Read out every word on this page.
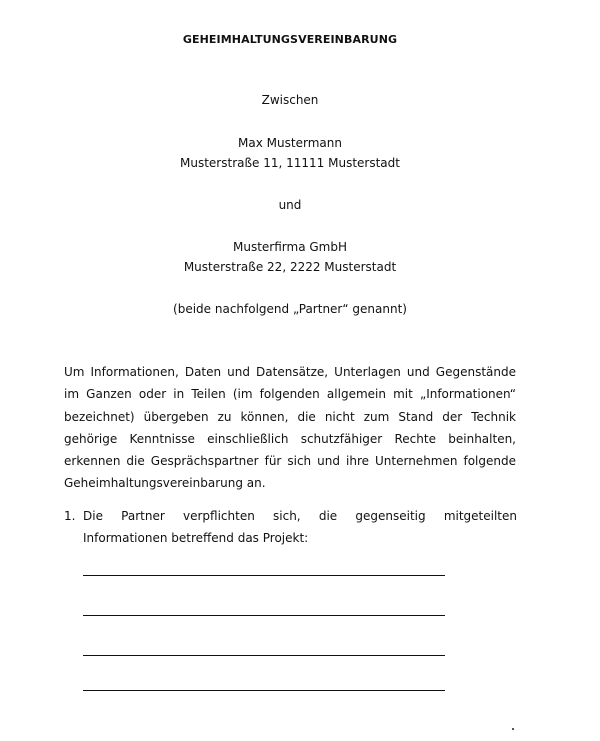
GEHEIMHALTUNGSVEREINBARUNG
Zwischen
Max Mustermann
Musterstraße 11, 11111 Musterstadt
und
Musterfirma GmbH
Musterstraße 22, 2222 Musterstadt
(beide nachfolgend „Partner“ genannt)
Um Informationen, Daten und Datensätze, Unterlagen und Gegenstände im Ganzen oder in Teilen (im folgenden allgemein mit „Informationen“ bezeichnet) übergeben zu können, die nicht zum Stand der Technik gehörige Kenntnisse einschließlich schutzfähiger Rechte beinhalten, erkennen die Gesprächspartner für sich und ihre Unternehmen folgende Geheimhaltungsvereinbarung an.
1. Die Partner verpflichten sich, die gegenseitig mitgeteilten Informationen betreffend das Projekt:
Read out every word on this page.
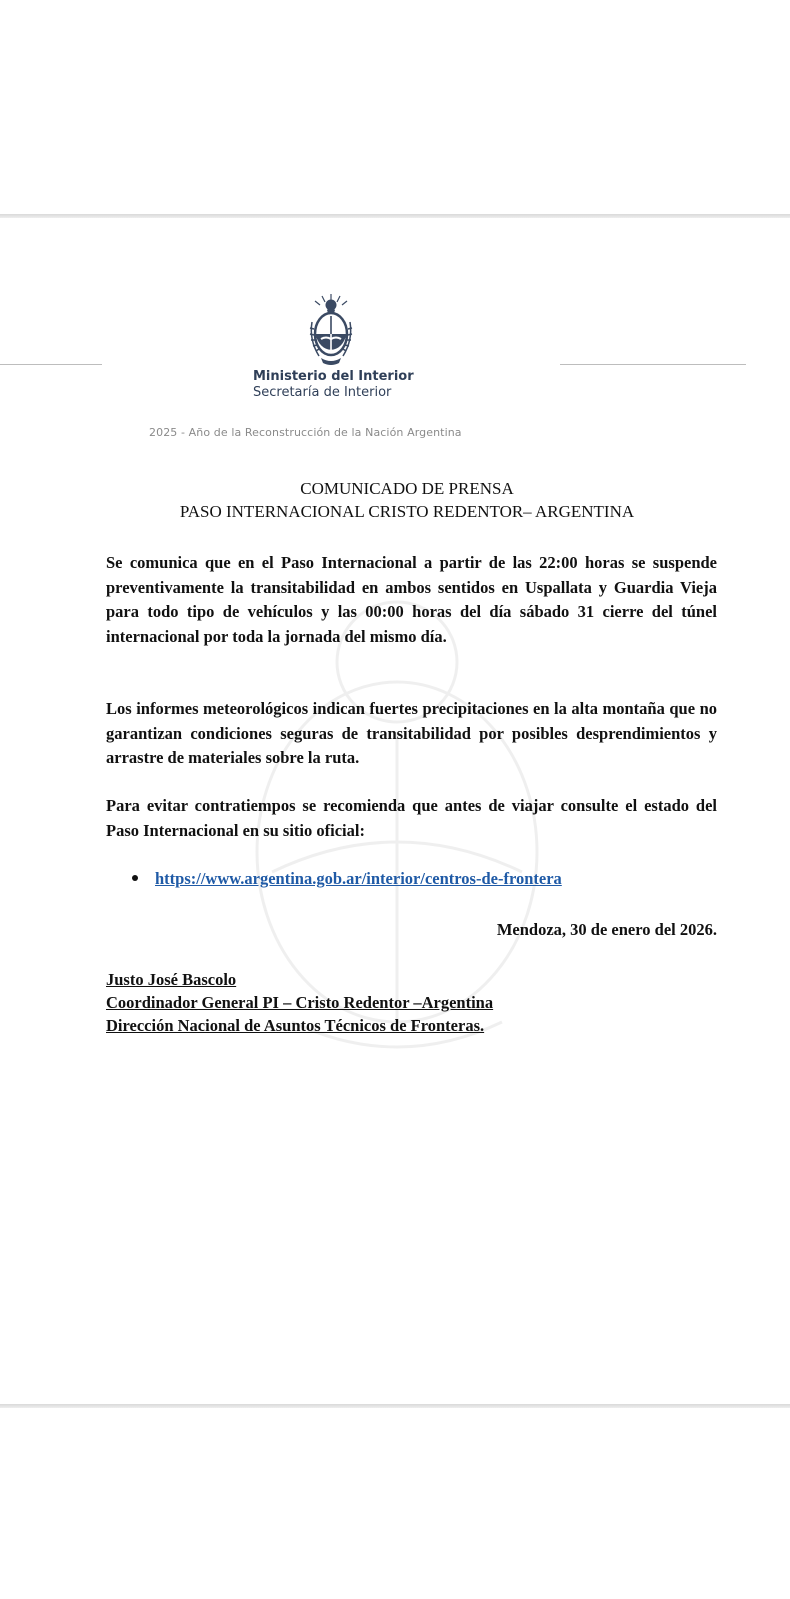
Ministerio del Interior
Secretaría de Interior
2025 - Año de la Reconstrucción de la Nación Argentina
COMUNICADO DE PRENSA
PASO INTERNACIONAL CRISTO REDENTOR– ARGENTINA
Se comunica que en el Paso Internacional a partir de las 22:00 horas se suspende preventivamente la transitabilidad en ambos sentidos en Uspallata y Guardia Vieja para todo tipo de vehículos y las 00:00 horas del día sábado 31 cierre del túnel internacional por toda la jornada del mismo día.
Los informes meteorológicos indican fuertes precipitaciones en la alta montaña que no garantizan condiciones seguras de transitabilidad por posibles desprendimientos y arrastre de materiales sobre la ruta.
Para evitar contratiempos se recomienda que antes de viajar consulte el estado del Paso Internacional en su sitio oficial:
https://www.argentina.gob.ar/interior/centros-de-frontera
Mendoza, 30 de enero del 2026.
Justo José Bascolo
Coordinador General PI – Cristo Redentor –Argentina
Dirección Nacional de Asuntos Técnicos de Fronteras.
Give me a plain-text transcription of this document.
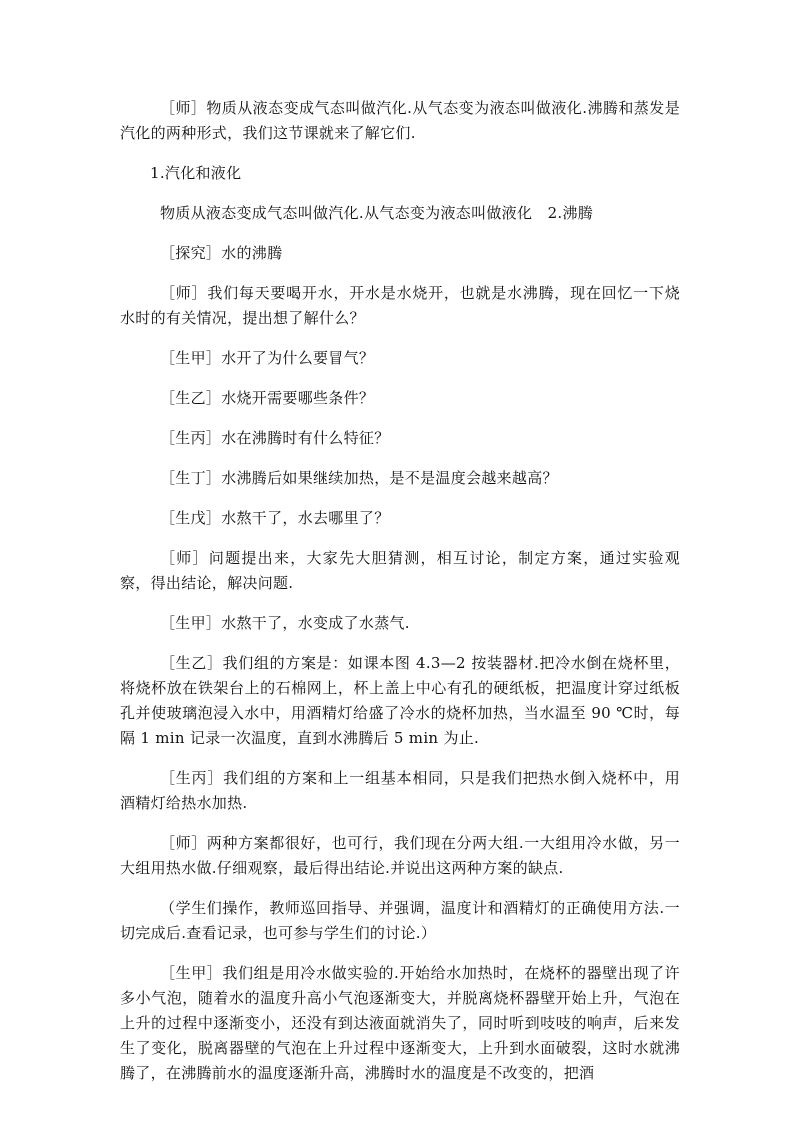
［师］物质从液态变成气态叫做汽化.从气态变为液态叫做液化.沸腾和蒸发是汽化的两种形式，我们这节课就来了解它们.

1.汽化和液化

物质从液态变成气态叫做汽化.从气态变为液态叫做液化　2.沸腾

［探究］水的沸腾

［师］我们每天要喝开水，开水是水烧开，也就是水沸腾，现在回忆一下烧水时的有关情况，提出想了解什么？

［生甲］水开了为什么要冒气？

［生乙］水烧开需要哪些条件？

［生丙］水在沸腾时有什么特征？

［生丁］水沸腾后如果继续加热，是不是温度会越来越高？

［生戊］水熬干了，水去哪里了？

［师］问题提出来，大家先大胆猜测，相互讨论，制定方案，通过实验观察，得出结论，解决问题.

［生甲］水熬干了，水变成了水蒸气.

［生乙］我们组的方案是：如课本图 4.3—2 按装器材.把冷水倒在烧杯里，将烧杯放在铁架台上的石棉网上，杯上盖上中心有孔的硬纸板，把温度计穿过纸板孔并使玻璃泡浸入水中，用酒精灯给盛了冷水的烧杯加热，当水温至 90 ℃时，每隔 1 min 记录一次温度，直到水沸腾后 5 min 为止.

［生丙］我们组的方案和上一组基本相同，只是我们把热水倒入烧杯中，用酒精灯给热水加热.

［师］两种方案都很好，也可行，我们现在分两大组.一大组用冷水做，另一大组用热水做.仔细观察，最后得出结论.并说出这两种方案的缺点.

（学生们操作，教师巡回指导、并强调，温度计和酒精灯的正确使用方法.一切完成后.查看记录，也可参与学生们的讨论.）

［生甲］我们组是用冷水做实验的.开始给水加热时，在烧杯的器壁出现了许多小气泡，随着水的温度升高小气泡逐渐变大，并脱离烧杯器壁开始上升，气泡在上升的过程中逐渐变小，还没有到达液面就消失了，同时听到吱吱的响声，后来发生了变化，脱离器壁的气泡在上升过程中逐渐变大，上升到水面破裂，这时水就沸腾了，在沸腾前水的温度逐渐升高，沸腾时水的温度是不改变的，把酒
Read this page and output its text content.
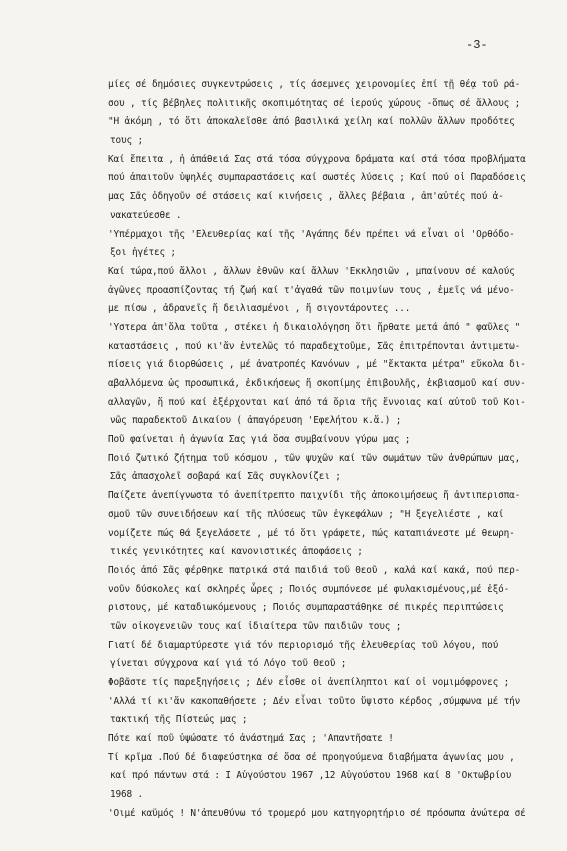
-3-
μίες σέ δημόσιες συγκεντρώσεις , τίς άσεμνες χειρονομίες ἐπί τῇ θέᾳ τοῦ ρά-
σου , τίς βέβηλες πολιτικῆς σκοπιμότητας σέ ἱερούς χώρους -ὅπως σέ ἄλλους ;
"Η ἀκόμη , τό ὅτι ἀποκαλεῖσθε ἀπό βασιλικά χείλη καί πολλῶν ἄλλων προδότες
τους ;
Καί ἔπειτα , ἡ ἀπάθειά Σας στά τόσα σύγχρονα δράματα καί στά τόσα προβλήματα
πού ἀπαιτοῦν ὑψηλές συμπαραστάσεις καί σωστές λύσεις ; Καί πού οἱ Παραδόσεις
μας Σᾶς ὁδηγοῦν σέ στάσεις καί κινήσεις , ἄλλες βέβαια , ἀπ'αὐτές πού ἀ-
νακατεύεσθε .
'Υπέρμαχοι τῆς 'Ελευθερίας καί τῆς 'Αγάπης δέν πρέπει νά εἶναι οἱ 'Ορθόδο-
ξοι ἡγέτες ;
Καί τώρα,πού ἄλλοι , ἄλλων ἐθνῶν καί ἄλλων 'Εκκλησιῶν , μπαίνουν σέ καλούς
ἀγῶνες προασπίζοντας τή ζωή καί τ'ἀγαθά τῶν ποιμνίων τους , ἐμεῖς νά μένο-
με πίσω , ἀδρανεῖς ἤ δειλιασμένοι , ἤ σιγοντάροντες ...
'Υστερα ἀπ'ὅλα τοῦτα , στέκει ἡ δικαιολόγηση ὅτι ἤρθατε μετά ἀπό " φαῦλες "
καταστάσεις , πού κι'ἄν ἐντελῶς τό παραδεχτοῦμε, Σᾶς ἐπιτρέπονται ἀντιμετω-
πίσεις γιά διορθώσεις , μέ ἀνατροπές Κανόνων , μέ "ἔκτακτα μέτρα" εὔκολα δι-
αβαλλόμενα ὡς προσωπικά, ἐκδικήσεως ἤ σκοπίμης ἐπιβουλῆς, ἐκβιασμοῦ καί συν-
αλλαγῶν, ἤ πού καί ἐξέρχονται καί ἀπό τά ὅρια τῆς ἔννοιας καί αὐτοῦ τοῦ Κοι-
νῶς παραδεκτοῦ Δικαίου ( ἀπαγόρευση 'Εφελήτου κ.ἄ.) ;
Ποῦ φαίνεται ἡ ἀγωνία Σας γιά ὅσα συμβαίνουν γύρω μας ;
Ποιό ζωτικό ζήτημα τοῦ κόσμου , τῶν ψυχῶν καί τῶν σωμάτων τῶν ἀνθρώπων μας,
Σᾶς ἀπασχολεῖ σοβαρά καί Σᾶς συγκλονίζει ;
Παίζετε ἀνεπίγνωστα τό ἀνεπίτρεπτο παιχνίδι τῆς ἀποκοιμήσεως ἤ ἀντιπερισπα-
σμοῦ τῶν συνειδήσεων καί τῆς πλύσεως τῶν ἐγκεφάλων ; "Η ξεγελιέστε , καί
νομίζετε πώς θά ξεγελάσετε , μέ τό ὅτι γράφετε, πώς καταπιάνεστε μέ θεωρη-
τικές γενικότητες καί κανονιστικές ἀποφάσεις ;
Ποιός ἀπό Σᾶς φέρθηκε πατρικά στά παιδιά τοῦ Θεοῦ , καλά καί κακά, πού περ-
νοῦν δύσκολες καί σκληρές ὧρες ; Ποιός συμπόνεσε μέ φυλακισμένους,μέ ἐξό-
ριστους, μέ καταδιωκόμενους ; Ποιός συμπαραστάθηκε σέ πικρές περιπτώσεις
τῶν οἰκογενειῶν τους καί ἰδιαίτερα τῶν παιδιῶν τους ;
Γιατί δέ διαμαρτύρεστε γιά τόν περιορισμό τῆς ἐλευθερίας τοῦ λόγου, πού
γίνεται σύγχρονα καί γιά τό Λόγο τοῦ Θεοῦ ;
Φοβᾶστε τίς παρεξηγήσεις ; Δέν εἶσθε οἱ ἀνεπίληπτοι καί οἱ νομιμόφρονες ;
'Αλλά τί κι'ἄν κακοπαθήσετε ; Δέν εἶναι τοῦτο ὕψιστο κέρδος ,σύμφωνα μέ τήν
τακτική τῆς Πίστεώς μας ;
Πότε καί ποῦ ὑψώσατε τό ἀνάστημά Σας ; 'Απαντῆσατε !
Τί κρῖμα .Πού δέ διαφεύστηκα σέ ὅσα σέ προηγούμενα διαβήματα ἀγωνίας μου ,
καί πρό πάντων στά : Ι Αὐγούστου 1967 ,12 Αὐγούστου 1968 καί 8 'Οκτωβρίου
1968 .
'Οιμέ καϋμός ! Ν'ἀπευθύνω τό τρομερό μου κατηγορητήριο σέ πρόσωπα ἀνώτερα σέ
********************
→ **Brief**:
Gather every line containing the word "Musterstadt" and copy it.

→ **Task output**:
Musterstraße 11, 11111 Musterstadt
Musterstraße 22, 2222 Musterstadt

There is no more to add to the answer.